> **Data provided**:
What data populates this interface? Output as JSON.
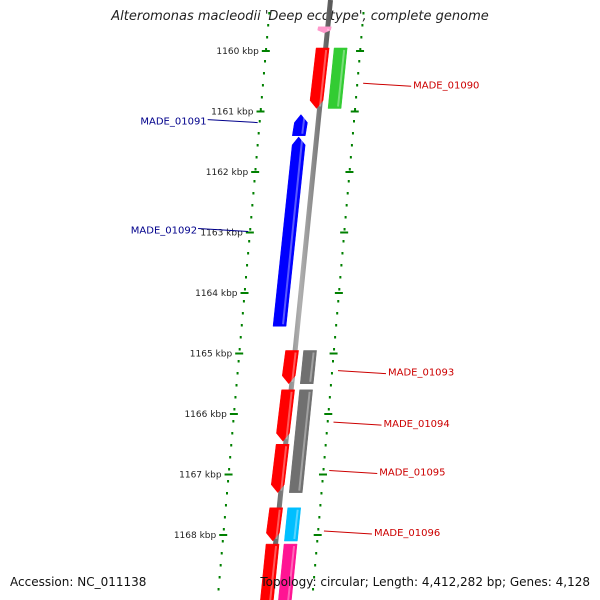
{
  "title": "Alteromonas macleodii 'Deep ecotype', complete genome",
  "footer": {
    "accession": "Accession: NC_011138",
    "topology": "Topology: circular; Length: 4,412,282 bp; Genes: 4,128"
  },
  "colors": {
    "backbone": "#808080",
    "ticks": "#008000",
    "forward_label": "#00008b",
    "reverse_label": "#cc0000",
    "red": "#ff0000",
    "green": "#33cc33",
    "blue": "#0000ff",
    "gray": "#707070",
    "cyan": "#00bfff",
    "pink": "#ff1493",
    "lightpink": "#ff99cc"
  },
  "ticks": [
    {
      "label": "1160 kbp",
      "kbp": 1160
    },
    {
      "label": "1161 kbp",
      "kbp": 1161
    },
    {
      "label": "1162 kbp",
      "kbp": 1162
    },
    {
      "label": "1163 kbp",
      "kbp": 1163
    },
    {
      "label": "1164 kbp",
      "kbp": 1164
    },
    {
      "label": "1165 kbp",
      "kbp": 1165
    },
    {
      "label": "1166 kbp",
      "kbp": 1166
    },
    {
      "label": "1167 kbp",
      "kbp": 1167
    },
    {
      "label": "1168 kbp",
      "kbp": 1168
    }
  ],
  "features": [
    {
      "strand": "reverse",
      "lane": 0,
      "start": 1159.6,
      "end": 1159.7,
      "dir": "down",
      "color": "lightpink"
    },
    {
      "strand": "reverse",
      "lane": 0,
      "start": 1159.95,
      "end": 1160.95,
      "dir": "down",
      "color": "red"
    },
    {
      "strand": "reverse",
      "lane": 1,
      "start": 1159.95,
      "end": 1160.95,
      "dir": "none",
      "color": "green"
    },
    {
      "strand": "forward",
      "lane": 0,
      "start": 1161.05,
      "end": 1161.4,
      "dir": "up",
      "color": "blue"
    },
    {
      "strand": "forward",
      "lane": 0,
      "start": 1161.42,
      "end": 1164.55,
      "dir": "up",
      "color": "blue"
    },
    {
      "strand": "reverse",
      "lane": 0,
      "start": 1164.95,
      "end": 1165.5,
      "dir": "down",
      "color": "red"
    },
    {
      "strand": "reverse",
      "lane": 1,
      "start": 1164.95,
      "end": 1165.5,
      "dir": "none",
      "color": "gray"
    },
    {
      "strand": "reverse",
      "lane": 0,
      "start": 1165.6,
      "end": 1166.45,
      "dir": "down",
      "color": "red"
    },
    {
      "strand": "reverse",
      "lane": 1,
      "start": 1165.6,
      "end": 1167.3,
      "dir": "none",
      "color": "gray"
    },
    {
      "strand": "reverse",
      "lane": 0,
      "start": 1166.5,
      "end": 1167.3,
      "dir": "down",
      "color": "red"
    },
    {
      "strand": "reverse",
      "lane": 0,
      "start": 1167.55,
      "end": 1168.1,
      "dir": "down",
      "color": "red"
    },
    {
      "strand": "reverse",
      "lane": 1,
      "start": 1167.55,
      "end": 1168.1,
      "dir": "none",
      "color": "cyan"
    },
    {
      "strand": "reverse",
      "lane": 0,
      "start": 1168.15,
      "end": 1169.2,
      "dir": "none",
      "color": "red"
    },
    {
      "strand": "reverse",
      "lane": 1,
      "start": 1168.15,
      "end": 1169.2,
      "dir": "none",
      "color": "pink"
    }
  ],
  "labels": [
    {
      "text": "MADE_01090",
      "side": "right",
      "kbp": 1160.55,
      "color": "reverse_label"
    },
    {
      "text": "MADE_01091",
      "side": "left",
      "kbp": 1161.15,
      "color": "forward_label"
    },
    {
      "text": "MADE_01092",
      "side": "left",
      "kbp": 1162.95,
      "color": "forward_label"
    },
    {
      "text": "MADE_01093",
      "side": "right",
      "kbp": 1165.3,
      "color": "reverse_label"
    },
    {
      "text": "MADE_01094",
      "side": "right",
      "kbp": 1166.15,
      "color": "reverse_label"
    },
    {
      "text": "MADE_01095",
      "side": "right",
      "kbp": 1166.95,
      "color": "reverse_label"
    },
    {
      "text": "MADE_01096",
      "side": "right",
      "kbp": 1167.95,
      "color": "reverse_label"
    }
  ]
}
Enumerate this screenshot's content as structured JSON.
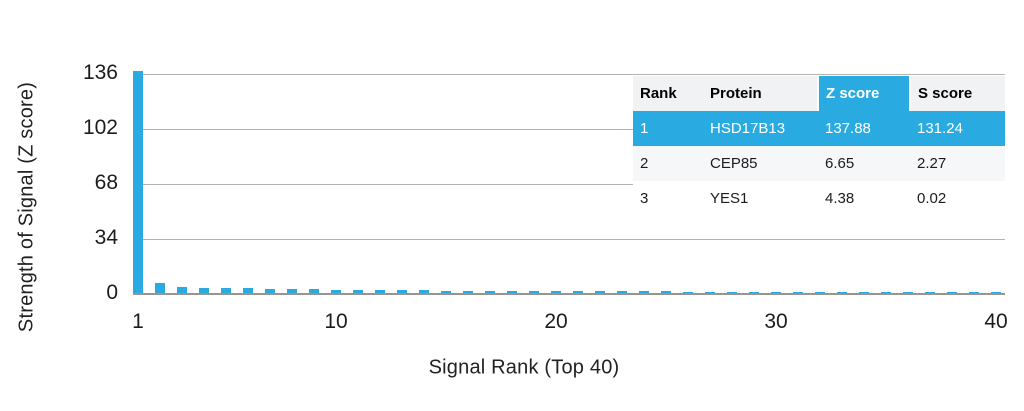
{
  "chart_data": {
    "type": "bar",
    "title": "",
    "xlabel": "Signal Rank (Top 40)",
    "ylabel": "Strength of Signal (Z score)",
    "x": [
      1,
      2,
      3,
      4,
      5,
      6,
      7,
      8,
      9,
      10,
      11,
      12,
      13,
      14,
      15,
      16,
      17,
      18,
      19,
      20,
      21,
      22,
      23,
      24,
      25,
      26,
      27,
      28,
      29,
      30,
      31,
      32,
      33,
      34,
      35,
      36,
      37,
      38,
      39,
      40
    ],
    "values": [
      137.88,
      6.65,
      4.38,
      4.0,
      3.8,
      3.5,
      3.2,
      3.0,
      2.8,
      2.7,
      2.6,
      2.5,
      2.4,
      2.2,
      2.1,
      2.0,
      2.0,
      1.9,
      1.8,
      1.8,
      1.7,
      1.7,
      1.6,
      1.6,
      1.6,
      1.5,
      1.5,
      1.5,
      1.4,
      1.4,
      1.4,
      1.4,
      1.3,
      1.3,
      1.3,
      1.3,
      1.2,
      1.2,
      1.2,
      1.2
    ],
    "yticks": [
      136,
      102,
      68,
      34,
      0
    ],
    "xticks": [
      1,
      10,
      20,
      30,
      40
    ],
    "ylim": [
      0,
      136
    ],
    "xlim": [
      1,
      40
    ],
    "grid": "horizontal",
    "legend": "none",
    "bar_color": "#29ABE2"
  },
  "table": {
    "columns": [
      "Rank",
      "Protein",
      "Z score",
      "S score"
    ],
    "rows": [
      [
        "1",
        "HSD17B13",
        "137.88",
        "131.24"
      ],
      [
        "2",
        "CEP85",
        "6.65",
        "2.27"
      ],
      [
        "3",
        "YES1",
        "4.38",
        "0.02"
      ]
    ],
    "highlight_row_index": 0,
    "highlight_column_index": 2,
    "highlight_color": "#29ABE2"
  },
  "colors": {
    "accent_blue": "#29ABE2",
    "gridline": "#b3b3b3",
    "axis_line": "#999490",
    "text": "#1c1c1c",
    "header_bg": "#f1f2f3",
    "even_row_bg": "#f6f7f8"
  }
}
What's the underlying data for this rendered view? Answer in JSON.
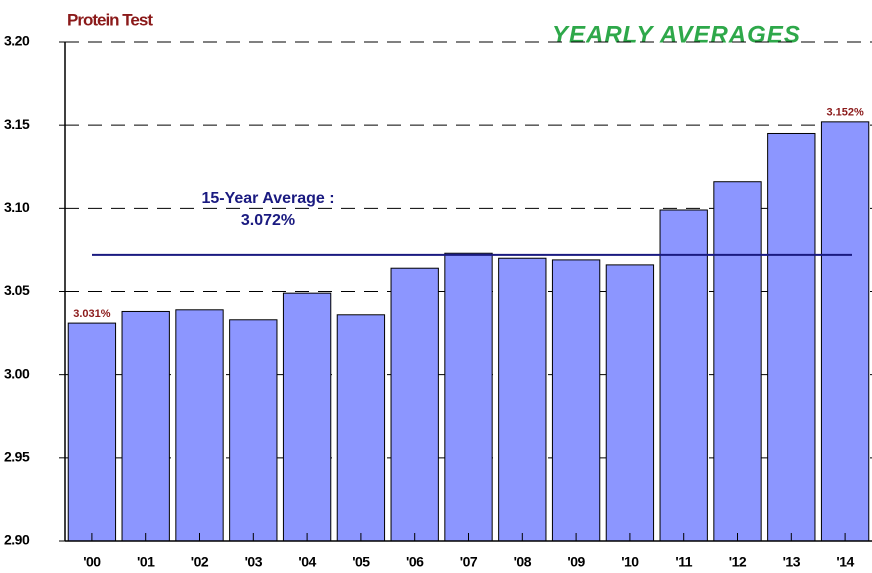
{
  "chart_data": {
    "type": "bar",
    "title": "Protein Test",
    "subtitle": "YEARLY AVERAGES",
    "categories": [
      "'00",
      "'01",
      "'02",
      "'03",
      "'04",
      "'05",
      "'06",
      "'07",
      "'08",
      "'09",
      "'10",
      "'11",
      "'12",
      "'13",
      "'14"
    ],
    "values": [
      3.031,
      3.038,
      3.039,
      3.033,
      3.049,
      3.036,
      3.064,
      3.073,
      3.07,
      3.069,
      3.066,
      3.099,
      3.116,
      3.145,
      3.152
    ],
    "value_labels": [
      "3.031%",
      null,
      null,
      null,
      null,
      null,
      null,
      null,
      null,
      null,
      null,
      null,
      null,
      null,
      "3.152%"
    ],
    "color": "#8c96ff",
    "average": {
      "label": "15-Year Average :",
      "value": 3.072,
      "value_label": "3.072%",
      "color": "#1a1a80"
    },
    "ylim": [
      2.9,
      3.2
    ],
    "yticks": [
      {
        "value": 2.9,
        "label": "2.90"
      },
      2.95,
      {
        "value": 3.0,
        "label": "3.00"
      },
      3.05,
      {
        "value": 3.1,
        "label": "3.10"
      },
      3.15,
      {
        "value": 3.2,
        "label": "3.20"
      }
    ],
    "grid": true
  }
}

> **Task goal**: The answer must be an exact copy of the records, with no pictures in it.

> **Final answer**:
What data populates this interface? Output as JSON.
{
  "title": "Alteromonas macleodii 'Deep ecotype', complete genome",
  "footer": {
    "accession": "Accession: NC_011138",
    "topology": "Topology: circular; Length: 4,412,282 bp; Genes: 4,128"
  },
  "colors": {
    "backbone": "#808080",
    "ticks": "#008000",
    "forward_label": "#00008b",
    "reverse_label": "#cc0000",
    "red": "#ff0000",
    "green": "#33cc33",
    "blue": "#0000ff",
    "gray": "#707070",
    "cyan": "#00bfff",
    "pink": "#ff1493",
    "lightpink": "#ff99cc"
  },
  "ticks": [
    {
      "label": "1160 kbp",
      "kbp": 1160
    },
    {
      "label": "1161 kbp",
      "kbp": 1161
    },
    {
      "label": "1162 kbp",
      "kbp": 1162
    },
    {
      "label": "1163 kbp",
      "kbp": 1163
    },
    {
      "label": "1164 kbp",
      "kbp": 1164
    },
    {
      "label": "1165 kbp",
      "kbp": 1165
    },
    {
      "label": "1166 kbp",
      "kbp": 1166
    },
    {
      "label": "1167 kbp",
      "kbp": 1167
    },
    {
      "label": "1168 kbp",
      "kbp": 1168
    }
  ],
  "features": [
    {
      "strand": "reverse",
      "lane": 0,
      "start": 1159.6,
      "end": 1159.7,
      "dir": "down",
      "color": "lightpink"
    },
    {
      "strand": "reverse",
      "lane": 0,
      "start": 1159.95,
      "end": 1160.95,
      "dir": "down",
      "color": "red"
    },
    {
      "strand": "reverse",
      "lane": 1,
      "start": 1159.95,
      "end": 1160.95,
      "dir": "none",
      "color": "green"
    },
    {
      "strand": "forward",
      "lane": 0,
      "start": 1161.05,
      "end": 1161.4,
      "dir": "up",
      "color": "blue"
    },
    {
      "strand": "forward",
      "lane": 0,
      "start": 1161.42,
      "end": 1164.55,
      "dir": "up",
      "color": "blue"
    },
    {
      "strand": "reverse",
      "lane": 0,
      "start": 1164.95,
      "end": 1165.5,
      "dir": "down",
      "color": "red"
    },
    {
      "strand": "reverse",
      "lane": 1,
      "start": 1164.95,
      "end": 1165.5,
      "dir": "none",
      "color": "gray"
    },
    {
      "strand": "reverse",
      "lane": 0,
      "start": 1165.6,
      "end": 1166.45,
      "dir": "down",
      "color": "red"
    },
    {
      "strand": "reverse",
      "lane": 1,
      "start": 1165.6,
      "end": 1167.3,
      "dir": "none",
      "color": "gray"
    },
    {
      "strand": "reverse",
      "lane": 0,
      "start": 1166.5,
      "end": 1167.3,
      "dir": "down",
      "color": "red"
    },
    {
      "strand": "reverse",
      "lane": 0,
      "start": 1167.55,
      "end": 1168.1,
      "dir": "down",
      "color": "red"
    },
    {
      "strand": "reverse",
      "lane": 1,
      "start": 1167.55,
      "end": 1168.1,
      "dir": "none",
      "color": "cyan"
    },
    {
      "strand": "reverse",
      "lane": 0,
      "start": 1168.15,
      "end": 1169.2,
      "dir": "none",
      "color": "red"
    },
    {
      "strand": "reverse",
      "lane": 1,
      "start": 1168.15,
      "end": 1169.2,
      "dir": "none",
      "color": "pink"
    }
  ],
  "labels": [
    {
      "text": "MADE_01090",
      "side": "right",
      "kbp": 1160.55,
      "color": "reverse_label"
    },
    {
      "text": "MADE_01091",
      "side": "left",
      "kbp": 1161.15,
      "color": "forward_label"
    },
    {
      "text": "MADE_01092",
      "side": "left",
      "kbp": 1162.95,
      "color": "forward_label"
    },
    {
      "text": "MADE_01093",
      "side": "right",
      "kbp": 1165.3,
      "color": "reverse_label"
    },
    {
      "text": "MADE_01094",
      "side": "right",
      "kbp": 1166.15,
      "color": "reverse_label"
    },
    {
      "text": "MADE_01095",
      "side": "right",
      "kbp": 1166.95,
      "color": "reverse_label"
    },
    {
      "text": "MADE_01096",
      "side": "right",
      "kbp": 1167.95,
      "color": "reverse_label"
    }
  ]
}
Enumerate this screenshot's content as structured JSON.
{
  "chart_data": {
    "type": "bar",
    "title": "",
    "xlabel": "Signal Rank (Top 40)",
    "ylabel": "Strength of Signal (Z score)",
    "x": [
      1,
      2,
      3,
      4,
      5,
      6,
      7,
      8,
      9,
      10,
      11,
      12,
      13,
      14,
      15,
      16,
      17,
      18,
      19,
      20,
      21,
      22,
      23,
      24,
      25,
      26,
      27,
      28,
      29,
      30,
      31,
      32,
      33,
      34,
      35,
      36,
      37,
      38,
      39,
      40
    ],
    "values": [
      137.88,
      6.65,
      4.38,
      4.0,
      3.8,
      3.5,
      3.2,
      3.0,
      2.8,
      2.7,
      2.6,
      2.5,
      2.4,
      2.2,
      2.1,
      2.0,
      2.0,
      1.9,
      1.8,
      1.8,
      1.7,
      1.7,
      1.6,
      1.6,
      1.6,
      1.5,
      1.5,
      1.5,
      1.4,
      1.4,
      1.4,
      1.4,
      1.3,
      1.3,
      1.3,
      1.3,
      1.2,
      1.2,
      1.2,
      1.2
    ],
    "yticks": [
      136,
      102,
      68,
      34,
      0
    ],
    "xticks": [
      1,
      10,
      20,
      30,
      40
    ],
    "ylim": [
      0,
      136
    ],
    "xlim": [
      1,
      40
    ],
    "grid": "horizontal",
    "legend": "none",
    "bar_color": "#29ABE2"
  },
  "table": {
    "columns": [
      "Rank",
      "Protein",
      "Z score",
      "S score"
    ],
    "rows": [
      [
        "1",
        "HSD17B13",
        "137.88",
        "131.24"
      ],
      [
        "2",
        "CEP85",
        "6.65",
        "2.27"
      ],
      [
        "3",
        "YES1",
        "4.38",
        "0.02"
      ]
    ],
    "highlight_row_index": 0,
    "highlight_column_index": 2,
    "highlight_color": "#29ABE2"
  },
  "colors": {
    "accent_blue": "#29ABE2",
    "gridline": "#b3b3b3",
    "axis_line": "#999490",
    "text": "#1c1c1c",
    "header_bg": "#f1f2f3",
    "even_row_bg": "#f6f7f8"
  }
}
What's the underlying data for this rendered view? Answer in JSON.
{
  "chart_data": {
    "type": "bar",
    "title": "Protein Test",
    "subtitle": "YEARLY AVERAGES",
    "categories": [
      "'00",
      "'01",
      "'02",
      "'03",
      "'04",
      "'05",
      "'06",
      "'07",
      "'08",
      "'09",
      "'10",
      "'11",
      "'12",
      "'13",
      "'14"
    ],
    "values": [
      3.031,
      3.038,
      3.039,
      3.033,
      3.049,
      3.036,
      3.064,
      3.073,
      3.07,
      3.069,
      3.066,
      3.099,
      3.116,
      3.145,
      3.152
    ],
    "value_labels": [
      "3.031%",
      null,
      null,
      null,
      null,
      null,
      null,
      null,
      null,
      null,
      null,
      null,
      null,
      null,
      "3.152%"
    ],
    "color": "#8c96ff",
    "average": {
      "label": "15-Year Average :",
      "value": 3.072,
      "value_label": "3.072%",
      "color": "#1a1a80"
    },
    "ylim": [
      2.9,
      3.2
    ],
    "yticks": [
      {
        "value": 2.9,
        "label": "2.90"
      },
      2.95,
      {
        "value": 3.0,
        "label": "3.00"
      },
      3.05,
      {
        "value": 3.1,
        "label": "3.10"
      },
      3.15,
      {
        "value": 3.2,
        "label": "3.20"
      }
    ],
    "grid": true
  }
}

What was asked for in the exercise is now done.